:: Texte extrait ::
☆ ☆ ☆ ☆

Reconnaissons qu’il n’est pas non plus donné au commun des mortels dans un pays en crise non
seulement de retirer à l’armée son rôle de redresseur de torts mais aussi de mettre au pas tous les
richissimes hommes d’affaires. Ce serait véritablement faire preuve de mauvaise foi que de ne pas
s’incliner devant l’ingéniosité du chef de l’Etat à brider l’indépendance, la capacité discursive et la
rationalité des universitaires au point de les contraindre soit à l’exil, soit au silence, soit au biyaïsme.
Appréciez avec quelle habileté manœuvrière il a amené les uns et les autres à se satisfaire d’une
Constitution que l’expérience montre qu’il n’a jamais eu l’intention de l’appliquer dans toutes ses
dispositions. Observez avec quel savoir-faire le Président a suscité (…) le débat sur la révision de la
Constitution. Regardez le doigté avec lequel est testé le seuil de popularité d’une révision de la clause
limitative du nombre de mandats présidentiels ; prenez l’exacte mesure de la subtilité avec laquelle
on conditionne une population à accepter une révision dont le Président sortant n’est pas
apparemment le maitre d’œuvre, encore moins le bénéficiaire ; appréciez la justesse avec laquelle on
donne finalement l’impression que l’homme des « grandes ambitions » est l’otage d’une population
qui réclament son maintien en fonction. A chaque fois, le Président de la République donne
l’impression de subir les évènements et semble agir conformément à un plan que chaque
Camerounais croit connaître à l’avance.
Pourtant, ses adversaires réels ou potentiels, tels des victimes, tombent à chaque fois dans les
pièges qu’il leur a malicieusement tendus. A preuve, où est l’opposition politique aujourd’hui ? Que de
cheminement plutôt à la renverse depuis 1990 et la Tripartite ! A la vérité, à scruter la stratégie de
Paul Biya, il parait s’être donné pour maxime de traiter encore et toujours les Camerounais comme un
moyen pour une fin ; cette fin c’est le pouvoir, qui serait lui-même sa seule fin. Cette stratégie
politique vise à chaque fois la recherche des recettes de la domination la plus durable et présente
trois traits d’originalité qui rappellent à s’y méprendre la stratégie machiavélienne. En premier lieu, se
dégage la maîtrise par le Président de la République des moyens destinés à atteindre sa fin : Paul Biya
est plus que jamais et indiscutablement le suprême distributeur des richesses nationales et ce n’est
pas le richissime Fotso Victor qui lui disputerait cette place, encore moins l’ensemble des milliardaires
du G11 honteusement éconduits au dernier réaménagement du Gouvernement. En conséquence,
nous attendons, chacun rivé sur postes radios et télévision nationale qu’il daigne avoir la
magnanimité de laisser tomber quelques miettes qu’on s’empressera de ramasser sans jamais
daigner à en laisser à notre tour pour les autres.

☆ ☆ ☆ ☆

:: Enregistrements ::
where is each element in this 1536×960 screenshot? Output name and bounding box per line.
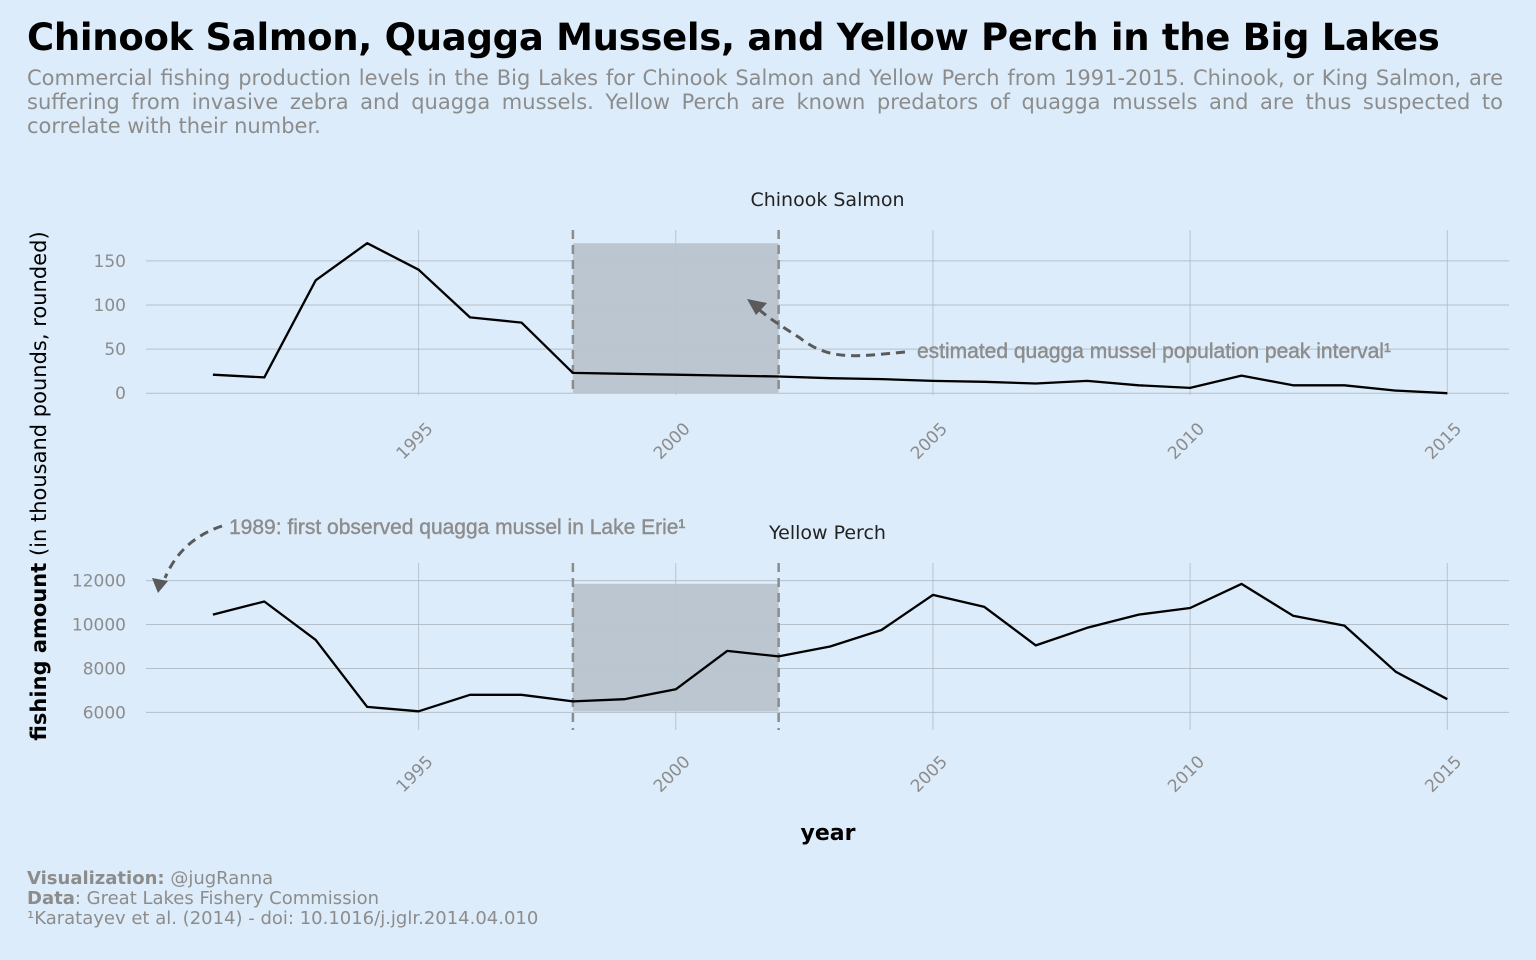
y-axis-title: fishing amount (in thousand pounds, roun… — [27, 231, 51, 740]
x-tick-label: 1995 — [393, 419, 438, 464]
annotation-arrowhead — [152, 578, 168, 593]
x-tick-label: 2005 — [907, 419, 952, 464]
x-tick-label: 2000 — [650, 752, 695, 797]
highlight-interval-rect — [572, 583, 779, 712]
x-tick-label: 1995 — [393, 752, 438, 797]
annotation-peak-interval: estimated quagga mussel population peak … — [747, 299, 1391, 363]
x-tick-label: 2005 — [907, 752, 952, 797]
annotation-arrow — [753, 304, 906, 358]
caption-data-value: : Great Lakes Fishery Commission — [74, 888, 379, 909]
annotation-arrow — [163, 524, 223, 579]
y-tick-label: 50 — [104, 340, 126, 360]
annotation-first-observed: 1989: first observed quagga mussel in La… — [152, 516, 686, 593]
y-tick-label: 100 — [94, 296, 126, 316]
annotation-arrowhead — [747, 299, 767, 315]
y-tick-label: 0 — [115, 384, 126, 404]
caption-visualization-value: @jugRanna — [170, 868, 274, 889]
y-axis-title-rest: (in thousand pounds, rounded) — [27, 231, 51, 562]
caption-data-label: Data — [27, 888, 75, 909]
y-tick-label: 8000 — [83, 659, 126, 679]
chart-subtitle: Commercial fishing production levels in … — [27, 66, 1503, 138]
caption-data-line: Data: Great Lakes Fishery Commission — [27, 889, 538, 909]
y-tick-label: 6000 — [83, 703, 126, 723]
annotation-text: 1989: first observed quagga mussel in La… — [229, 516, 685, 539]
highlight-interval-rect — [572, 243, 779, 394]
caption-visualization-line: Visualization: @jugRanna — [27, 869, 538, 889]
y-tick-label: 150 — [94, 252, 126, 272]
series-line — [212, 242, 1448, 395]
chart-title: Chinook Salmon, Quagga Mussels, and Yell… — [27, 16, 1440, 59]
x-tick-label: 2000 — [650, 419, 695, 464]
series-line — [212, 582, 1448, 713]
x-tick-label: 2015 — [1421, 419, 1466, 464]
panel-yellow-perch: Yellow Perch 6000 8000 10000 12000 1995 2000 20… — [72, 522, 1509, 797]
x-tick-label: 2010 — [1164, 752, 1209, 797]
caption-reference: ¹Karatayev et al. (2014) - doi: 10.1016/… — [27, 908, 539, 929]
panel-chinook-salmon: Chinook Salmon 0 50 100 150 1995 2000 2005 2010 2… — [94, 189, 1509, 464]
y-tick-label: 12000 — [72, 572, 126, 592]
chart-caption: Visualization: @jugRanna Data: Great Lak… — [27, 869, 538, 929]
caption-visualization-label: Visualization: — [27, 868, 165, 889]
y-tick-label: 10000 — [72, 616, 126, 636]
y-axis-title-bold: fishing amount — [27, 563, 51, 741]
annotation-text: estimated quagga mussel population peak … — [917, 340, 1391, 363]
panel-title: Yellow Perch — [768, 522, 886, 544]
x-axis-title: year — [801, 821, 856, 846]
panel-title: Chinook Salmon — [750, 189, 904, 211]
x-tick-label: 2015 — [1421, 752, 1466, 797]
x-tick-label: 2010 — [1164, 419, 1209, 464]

☆ ☆ ☆ ☆

:: Consignes ::
A – D'après le texte sur la stratégie politique de Paul Biya, à quoi le chef de l'État contraint-il les universitaires ?
B – Poursuivez le texte sur la stratégie politique de Paul Biya à partir de l'endroit où il s'arrête.

:: Réponses ::
A – Soit à l'exil, soit au silence, soit au biyaïsme.

B –
Le deuxième trait d’originalité de la stratégie politique de l’homme du Renouveau, c’est
l’anticipation des désirs et de la conduite de ses adversaires réels ou supposés par la pratique
politique d’un gouvernement de large ouverture sur l’opposition qui renouvelle ainsi un passé
politique camerounais et inscrit le parti unique en « démocratie ». Or, répondre à l’appel du Président
de la République non pour servir tout au moins au parlement, mais pour occuper un poste
gouvernemental sous les ordres du prince, c’est accepter sa domination et exclure la possibilité de le
contester dorénavant au nom de la realpolitik qui se décline chez nous en politique du ventre bien
gros et du double menton. La pauvreté quotidienne en effet engendre l’indigence intellectuelle et
même la provoque. Stratégie payante car le Président de la République se fait ainsi reconnaitre par
ses adversaires comme l’unique chef de tous les partis politiques après avoir été reconnu Président de
tous les Camerounais par le principe majoritaire.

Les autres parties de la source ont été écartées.